** Start RECORDS TO USE **
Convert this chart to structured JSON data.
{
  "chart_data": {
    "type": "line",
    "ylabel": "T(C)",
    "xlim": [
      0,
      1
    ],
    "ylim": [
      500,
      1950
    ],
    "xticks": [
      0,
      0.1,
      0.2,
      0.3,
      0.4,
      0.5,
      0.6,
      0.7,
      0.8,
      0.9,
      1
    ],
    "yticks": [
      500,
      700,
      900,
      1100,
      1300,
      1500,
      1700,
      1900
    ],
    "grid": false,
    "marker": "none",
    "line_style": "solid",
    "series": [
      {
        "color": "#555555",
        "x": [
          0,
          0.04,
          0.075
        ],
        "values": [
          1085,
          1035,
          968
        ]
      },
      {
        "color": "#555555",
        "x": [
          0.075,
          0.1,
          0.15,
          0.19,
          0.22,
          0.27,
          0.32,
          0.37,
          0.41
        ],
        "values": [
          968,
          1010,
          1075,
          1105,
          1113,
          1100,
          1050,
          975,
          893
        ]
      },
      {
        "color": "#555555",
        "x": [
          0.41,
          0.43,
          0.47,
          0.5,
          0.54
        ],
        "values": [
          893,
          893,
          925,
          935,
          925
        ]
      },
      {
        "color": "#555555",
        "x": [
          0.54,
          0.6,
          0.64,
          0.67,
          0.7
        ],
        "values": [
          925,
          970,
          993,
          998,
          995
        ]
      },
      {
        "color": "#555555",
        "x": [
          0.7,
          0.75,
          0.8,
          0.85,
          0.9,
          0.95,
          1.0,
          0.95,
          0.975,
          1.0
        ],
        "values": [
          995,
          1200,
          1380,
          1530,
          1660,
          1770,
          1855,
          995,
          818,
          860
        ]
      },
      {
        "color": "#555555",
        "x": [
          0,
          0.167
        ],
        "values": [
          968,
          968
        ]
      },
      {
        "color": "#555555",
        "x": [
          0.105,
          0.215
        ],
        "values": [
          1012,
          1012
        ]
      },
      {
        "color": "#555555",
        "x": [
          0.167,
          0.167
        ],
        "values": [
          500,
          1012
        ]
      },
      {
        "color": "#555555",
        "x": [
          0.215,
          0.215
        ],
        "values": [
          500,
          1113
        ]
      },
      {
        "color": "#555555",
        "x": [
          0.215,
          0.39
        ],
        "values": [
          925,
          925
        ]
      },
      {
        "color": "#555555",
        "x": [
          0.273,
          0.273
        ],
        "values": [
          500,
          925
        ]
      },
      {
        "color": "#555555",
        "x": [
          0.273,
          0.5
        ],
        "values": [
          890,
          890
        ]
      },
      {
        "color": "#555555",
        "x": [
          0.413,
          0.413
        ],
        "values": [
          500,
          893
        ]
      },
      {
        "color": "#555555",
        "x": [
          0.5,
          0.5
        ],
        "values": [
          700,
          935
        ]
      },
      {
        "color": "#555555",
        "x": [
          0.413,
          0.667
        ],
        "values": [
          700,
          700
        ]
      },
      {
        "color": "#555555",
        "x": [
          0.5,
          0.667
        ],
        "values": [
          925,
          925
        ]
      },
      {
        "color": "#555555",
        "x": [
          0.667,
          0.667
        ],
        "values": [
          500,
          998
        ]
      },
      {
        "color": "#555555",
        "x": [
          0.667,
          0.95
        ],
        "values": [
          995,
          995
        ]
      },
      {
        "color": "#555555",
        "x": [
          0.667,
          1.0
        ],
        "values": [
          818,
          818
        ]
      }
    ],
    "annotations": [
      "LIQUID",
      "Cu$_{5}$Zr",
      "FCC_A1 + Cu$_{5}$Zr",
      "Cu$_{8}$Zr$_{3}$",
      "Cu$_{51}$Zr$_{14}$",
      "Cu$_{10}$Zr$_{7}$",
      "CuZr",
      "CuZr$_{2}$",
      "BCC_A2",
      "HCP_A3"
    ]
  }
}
** End RECORDS TO USE **
GIVEN REQUEST —
Output the listing above without altering a single character.

WRITTEN SOLUTION —
Convert this chart to structured JSON data.
{
  "chart_data": {
    "type": "line",
    "ylabel": "T(C)",
    "xlim": [
      0,
      1
    ],
    "ylim": [
      500,
      1950
    ],
    "xticks": [
      0,
      0.1,
      0.2,
      0.3,
      0.4,
      0.5,
      0.6,
      0.7,
      0.8,
      0.9,
      1
    ],
    "yticks": [
      500,
      700,
      900,
      1100,
      1300,
      1500,
      1700,
      1900
    ],
    "grid": false,
    "marker": "none",
    "line_style": "solid",
    "series": [
      {
        "color": "#555555",
        "x": [
          0,
          0.04,
          0.075
        ],
        "values": [
          1085,
          1035,
          968
        ]
      },
      {
        "color": "#555555",
        "x": [
          0.075,
          0.1,
          0.15,
          0.19,
          0.22,
          0.27,
          0.32,
          0.37,
          0.41
        ],
        "values": [
          968,
          1010,
          1075,
          1105,
          1113,
          1100,
          1050,
          975,
          893
        ]
      },
      {
        "color": "#555555",
        "x": [
          0.41,
          0.43,
          0.47,
          0.5,
          0.54
        ],
        "values": [
          893,
          893,
          925,
          935,
          925
        ]
      },
      {
        "color": "#555555",
        "x": [
          0.54,
          0.6,
          0.64,
          0.67,
          0.7
        ],
        "values": [
          925,
          970,
          993,
          998,
          995
        ]
      },
      {
        "color": "#555555",
        "x": [
          0.7,
          0.75,
          0.8,
          0.85,
          0.9,
          0.95,
          1.0,
          0.95,
          0.975,
          1.0
        ],
        "values": [
          995,
          1200,
          1380,
          1530,
          1660,
          1770,
          1855,
          995,
          818,
          860
        ]
      },
      {
        "color": "#555555",
        "x": [
          0,
          0.167
        ],
        "values": [
          968,
          968
        ]
      },
      {
        "color": "#555555",
        "x": [
          0.105,
          0.215
        ],
        "values": [
          1012,
          1012
        ]
      },
      {
        "color": "#555555",
        "x": [
          0.167,
          0.167
        ],
        "values": [
          500,
          1012
        ]
      },
      {
        "color": "#555555",
        "x": [
          0.215,
          0.215
        ],
        "values": [
          500,
          1113
        ]
      },
      {
        "color": "#555555",
        "x": [
          0.215,
          0.39
        ],
        "values": [
          925,
          925
        ]
      },
      {
        "color": "#555555",
        "x": [
          0.273,
          0.273
        ],
        "values": [
          500,
          925
        ]
      },
      {
        "color": "#555555",
        "x": [
          0.273,
          0.5
        ],
        "values": [
          890,
          890
        ]
      },
      {
        "color": "#555555",
        "x": [
          0.413,
          0.413
        ],
        "values": [
          500,
          893
        ]
      },
      {
        "color": "#555555",
        "x": [
          0.5,
          0.5
        ],
        "values": [
          700,
          935
        ]
      },
      {
        "color": "#555555",
        "x": [
          0.413,
          0.667
        ],
        "values": [
          700,
          700
        ]
      },
      {
        "color": "#555555",
        "x": [
          0.5,
          0.667
        ],
        "values": [
          925,
          925
        ]
      },
      {
        "color": "#555555",
        "x": [
          0.667,
          0.667
        ],
        "values": [
          500,
          998
        ]
      },
      {
        "color": "#555555",
        "x": [
          0.667,
          0.95
        ],
        "values": [
          995,
          995
        ]
      },
      {
        "color": "#555555",
        "x": [
          0.667,
          1.0
        ],
        "values": [
          818,
          818
        ]
      }
    ],
    "annotations": [
      "LIQUID",
      "Cu$_{5}$Zr",
      "FCC_A1 + Cu$_{5}$Zr",
      "Cu$_{8}$Zr$_{3}$",
      "Cu$_{51}$Zr$_{14}$",
      "Cu$_{10}$Zr$_{7}$",
      "CuZr",
      "CuZr$_{2}$",
      "BCC_A2",
      "HCP_A3"
    ]
  }
}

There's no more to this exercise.